● WHAT THIS TASK INVOLVES
Exactly and only the lines from the one containing "Enumerate this screenshot's" through the close of the entries below are to be set down.

● Collection entries

++++++++++

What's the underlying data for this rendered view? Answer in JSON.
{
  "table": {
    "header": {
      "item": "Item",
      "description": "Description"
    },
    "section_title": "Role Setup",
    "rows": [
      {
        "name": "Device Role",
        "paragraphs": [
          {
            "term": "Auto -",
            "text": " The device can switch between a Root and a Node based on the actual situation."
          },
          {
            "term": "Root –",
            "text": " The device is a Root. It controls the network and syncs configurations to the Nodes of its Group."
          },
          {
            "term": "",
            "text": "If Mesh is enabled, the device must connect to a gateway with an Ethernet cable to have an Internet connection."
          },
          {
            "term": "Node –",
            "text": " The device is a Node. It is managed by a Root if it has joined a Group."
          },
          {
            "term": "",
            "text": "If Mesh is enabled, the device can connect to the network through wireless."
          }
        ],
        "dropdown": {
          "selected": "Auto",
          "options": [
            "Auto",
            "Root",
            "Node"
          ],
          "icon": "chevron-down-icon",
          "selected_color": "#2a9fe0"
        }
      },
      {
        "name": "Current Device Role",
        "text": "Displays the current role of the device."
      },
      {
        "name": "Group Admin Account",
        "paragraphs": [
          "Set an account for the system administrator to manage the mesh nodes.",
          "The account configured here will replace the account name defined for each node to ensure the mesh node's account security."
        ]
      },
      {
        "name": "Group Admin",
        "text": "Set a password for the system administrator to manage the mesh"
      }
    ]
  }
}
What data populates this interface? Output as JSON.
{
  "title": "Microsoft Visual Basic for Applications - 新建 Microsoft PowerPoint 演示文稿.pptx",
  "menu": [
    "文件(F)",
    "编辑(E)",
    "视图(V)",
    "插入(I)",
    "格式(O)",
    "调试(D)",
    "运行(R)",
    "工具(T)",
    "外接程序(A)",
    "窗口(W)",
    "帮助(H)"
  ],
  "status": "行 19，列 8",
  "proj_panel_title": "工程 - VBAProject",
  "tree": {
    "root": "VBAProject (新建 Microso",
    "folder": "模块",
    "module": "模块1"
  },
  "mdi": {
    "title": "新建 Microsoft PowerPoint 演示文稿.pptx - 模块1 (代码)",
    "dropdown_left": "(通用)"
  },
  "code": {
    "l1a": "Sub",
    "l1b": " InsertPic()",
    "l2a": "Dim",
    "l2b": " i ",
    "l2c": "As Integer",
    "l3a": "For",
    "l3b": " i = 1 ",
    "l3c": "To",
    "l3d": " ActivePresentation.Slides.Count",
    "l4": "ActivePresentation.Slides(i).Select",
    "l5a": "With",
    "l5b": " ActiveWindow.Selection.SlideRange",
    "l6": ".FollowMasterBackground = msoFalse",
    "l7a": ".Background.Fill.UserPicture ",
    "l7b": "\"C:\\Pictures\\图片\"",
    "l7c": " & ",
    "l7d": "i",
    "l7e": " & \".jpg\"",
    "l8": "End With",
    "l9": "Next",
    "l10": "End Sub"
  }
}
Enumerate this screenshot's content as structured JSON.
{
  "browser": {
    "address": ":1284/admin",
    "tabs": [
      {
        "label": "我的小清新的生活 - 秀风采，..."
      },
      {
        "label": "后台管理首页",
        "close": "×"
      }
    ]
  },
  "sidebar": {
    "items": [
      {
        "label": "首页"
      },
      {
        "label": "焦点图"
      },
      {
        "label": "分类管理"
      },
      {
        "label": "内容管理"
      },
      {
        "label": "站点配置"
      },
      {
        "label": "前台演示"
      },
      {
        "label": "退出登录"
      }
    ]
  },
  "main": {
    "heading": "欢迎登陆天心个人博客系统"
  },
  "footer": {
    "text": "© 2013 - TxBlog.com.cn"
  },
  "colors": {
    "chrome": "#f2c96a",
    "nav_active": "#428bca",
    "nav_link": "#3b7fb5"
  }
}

++++++++++

● FULL OUTPUT
Enumerate this screenshot's content as structured JSON.
{
  "browser": {
    "address": ":1284/admin",
    "tabs": [
      {
        "label": "我的小清新的生活 - 秀风采，..."
      },
      {
        "label": "后台管理首页",
        "close": "×"
      }
    ]
  },
  "sidebar": {
    "items": [
      {
        "label": "首页"
      },
      {
        "label": "焦点图"
      },
      {
        "label": "分类管理"
      },
      {
        "label": "内容管理"
      },
      {
        "label": "站点配置"
      },
      {
        "label": "前台演示"
      },
      {
        "label": "退出登录"
      }
    ]
  },
  "main": {
    "heading": "欢迎登陆天心个人博客系统"
  },
  "footer": {
    "text": "© 2013 - TxBlog.com.cn"
  },
  "colors": {
    "chrome": "#f2c96a",
    "nav_active": "#428bca",
    "nav_link": "#3b7fb5"
  }
}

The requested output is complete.